▶ [Task details]
Print each line exactly as it is given.

▶ [Dataset]
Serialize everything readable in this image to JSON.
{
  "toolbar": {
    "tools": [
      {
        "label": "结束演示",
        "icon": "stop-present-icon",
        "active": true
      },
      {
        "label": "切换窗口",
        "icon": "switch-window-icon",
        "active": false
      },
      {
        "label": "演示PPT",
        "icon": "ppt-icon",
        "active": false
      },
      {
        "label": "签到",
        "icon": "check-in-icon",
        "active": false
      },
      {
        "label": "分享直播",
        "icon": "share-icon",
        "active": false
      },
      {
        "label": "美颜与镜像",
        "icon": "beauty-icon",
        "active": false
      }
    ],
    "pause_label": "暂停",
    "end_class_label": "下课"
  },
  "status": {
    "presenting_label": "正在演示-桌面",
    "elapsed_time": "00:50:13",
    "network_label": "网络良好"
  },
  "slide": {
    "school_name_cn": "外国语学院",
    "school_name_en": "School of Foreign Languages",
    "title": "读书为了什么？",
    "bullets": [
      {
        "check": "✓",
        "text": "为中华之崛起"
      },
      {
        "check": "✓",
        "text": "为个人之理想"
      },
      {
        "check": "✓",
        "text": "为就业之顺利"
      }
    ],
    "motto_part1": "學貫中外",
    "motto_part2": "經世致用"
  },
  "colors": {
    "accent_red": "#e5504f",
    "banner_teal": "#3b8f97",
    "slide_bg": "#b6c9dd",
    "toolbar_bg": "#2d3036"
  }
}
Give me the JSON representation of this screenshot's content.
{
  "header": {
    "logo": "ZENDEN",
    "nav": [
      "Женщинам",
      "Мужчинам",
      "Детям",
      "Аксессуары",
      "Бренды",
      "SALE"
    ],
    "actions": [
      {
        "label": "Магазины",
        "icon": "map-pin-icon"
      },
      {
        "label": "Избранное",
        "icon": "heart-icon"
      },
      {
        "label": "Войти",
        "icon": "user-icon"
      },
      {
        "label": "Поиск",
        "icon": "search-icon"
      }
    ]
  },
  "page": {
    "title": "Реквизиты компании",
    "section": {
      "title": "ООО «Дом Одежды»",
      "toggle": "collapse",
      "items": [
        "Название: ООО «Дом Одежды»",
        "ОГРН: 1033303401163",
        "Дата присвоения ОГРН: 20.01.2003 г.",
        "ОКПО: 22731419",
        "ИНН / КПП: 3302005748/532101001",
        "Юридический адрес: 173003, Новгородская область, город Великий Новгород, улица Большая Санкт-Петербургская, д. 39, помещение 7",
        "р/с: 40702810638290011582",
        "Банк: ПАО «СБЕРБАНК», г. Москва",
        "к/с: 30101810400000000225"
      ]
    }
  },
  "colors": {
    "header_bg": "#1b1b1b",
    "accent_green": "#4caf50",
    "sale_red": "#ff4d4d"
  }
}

▶ [Written solution]
Serialize everything readable in this image to JSON.
{
  "toolbar": {
    "tools": [
      {
        "label": "结束演示",
        "icon": "stop-present-icon",
        "active": true
      },
      {
        "label": "切换窗口",
        "icon": "switch-window-icon",
        "active": false
      },
      {
        "label": "演示PPT",
        "icon": "ppt-icon",
        "active": false
      },
      {
        "label": "签到",
        "icon": "check-in-icon",
        "active": false
      },
      {
        "label": "分享直播",
        "icon": "share-icon",
        "active": false
      },
      {
        "label": "美颜与镜像",
        "icon": "beauty-icon",
        "active": false
      }
    ],
    "pause_label": "暂停",
    "end_class_label": "下课"
  },
  "status": {
    "presenting_label": "正在演示-桌面",
    "elapsed_time": "00:50:13",
    "network_label": "网络良好"
  },
  "slide": {
    "school_name_cn": "外国语学院",
    "school_name_en": "School of Foreign Languages",
    "title": "读书为了什么？",
    "bullets": [
      {
        "check": "✓",
        "text": "为中华之崛起"
      },
      {
        "check": "✓",
        "text": "为个人之理想"
      },
      {
        "check": "✓",
        "text": "为就业之顺利"
      }
    ],
    "motto_part1": "學貫中外",
    "motto_part2": "經世致用"
  },
  "colors": {
    "accent_red": "#e5504f",
    "banner_teal": "#3b8f97",
    "slide_bg": "#b6c9dd",
    "toolbar_bg": "#2d3036"
  }
}
Give me the JSON representation of this screenshot's content.
{
  "header": {
    "logo": "ZENDEN",
    "nav": [
      "Женщинам",
      "Мужчинам",
      "Детям",
      "Аксессуары",
      "Бренды",
      "SALE"
    ],
    "actions": [
      {
        "label": "Магазины",
        "icon": "map-pin-icon"
      },
      {
        "label": "Избранное",
        "icon": "heart-icon"
      },
      {
        "label": "Войти",
        "icon": "user-icon"
      },
      {
        "label": "Поиск",
        "icon": "search-icon"
      }
    ]
  },
  "page": {
    "title": "Реквизиты компании",
    "section": {
      "title": "ООО «Дом Одежды»",
      "toggle": "collapse",
      "items": [
        "Название: ООО «Дом Одежды»",
        "ОГРН: 1033303401163",
        "Дата присвоения ОГРН: 20.01.2003 г.",
        "ОКПО: 22731419",
        "ИНН / КПП: 3302005748/532101001",
        "Юридический адрес: 173003, Новгородская область, город Великий Новгород, улица Большая Санкт-Петербургская, д. 39, помещение 7",
        "р/с: 40702810638290011582",
        "Банк: ПАО «СБЕРБАНК», г. Москва",
        "к/с: 30101810400000000225"
      ]
    }
  },
  "colors": {
    "header_bg": "#1b1b1b",
    "accent_green": "#4caf50",
    "sale_red": "#ff4d4d"
  }
}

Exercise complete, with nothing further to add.